** DO THIS **
Quote the entries exactly as they appear, starting at the line that contains "Localize each UI" and continuing down to the line that contains "svg-text:25 cm: 25 cm — [1208, 1280, 1280, 1312]", with both of those lines included.

----- RECORD EXCERPTS

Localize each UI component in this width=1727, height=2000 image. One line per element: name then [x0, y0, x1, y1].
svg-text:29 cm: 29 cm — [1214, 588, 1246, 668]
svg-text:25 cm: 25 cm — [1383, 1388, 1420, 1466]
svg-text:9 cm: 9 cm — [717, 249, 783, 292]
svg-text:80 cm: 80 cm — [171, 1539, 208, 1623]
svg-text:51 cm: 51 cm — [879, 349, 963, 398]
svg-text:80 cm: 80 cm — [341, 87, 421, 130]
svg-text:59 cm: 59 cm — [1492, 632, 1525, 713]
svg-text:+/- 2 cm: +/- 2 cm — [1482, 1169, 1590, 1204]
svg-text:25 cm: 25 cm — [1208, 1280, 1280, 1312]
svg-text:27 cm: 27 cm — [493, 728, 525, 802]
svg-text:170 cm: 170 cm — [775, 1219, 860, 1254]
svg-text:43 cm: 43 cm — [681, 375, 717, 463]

----------
----- RECORD EXCERPTS

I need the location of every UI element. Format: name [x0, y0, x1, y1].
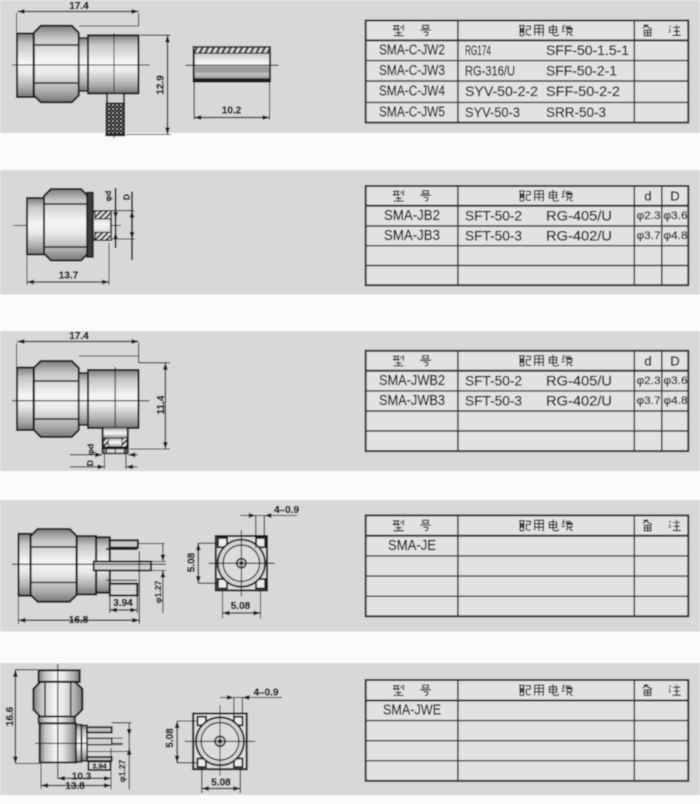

----------

** TASK RESULT **
Localize each UI component in this width=1727, height=2000 image. One line per element: name then [x0, y0, x1, y1].
svg-text:29 cm: 29 cm — [1214, 588, 1246, 668]
svg-text:25 cm: 25 cm — [1383, 1388, 1420, 1466]
svg-text:9 cm: 9 cm — [717, 249, 783, 292]
svg-text:80 cm: 80 cm — [171, 1539, 208, 1623]
svg-text:51 cm: 51 cm — [879, 349, 963, 398]
svg-text:80 cm: 80 cm — [341, 87, 421, 130]
svg-text:59 cm: 59 cm — [1492, 632, 1525, 713]
svg-text:+/- 2 cm: +/- 2 cm — [1482, 1169, 1590, 1204]
svg-text:25 cm: 25 cm — [1208, 1280, 1280, 1312]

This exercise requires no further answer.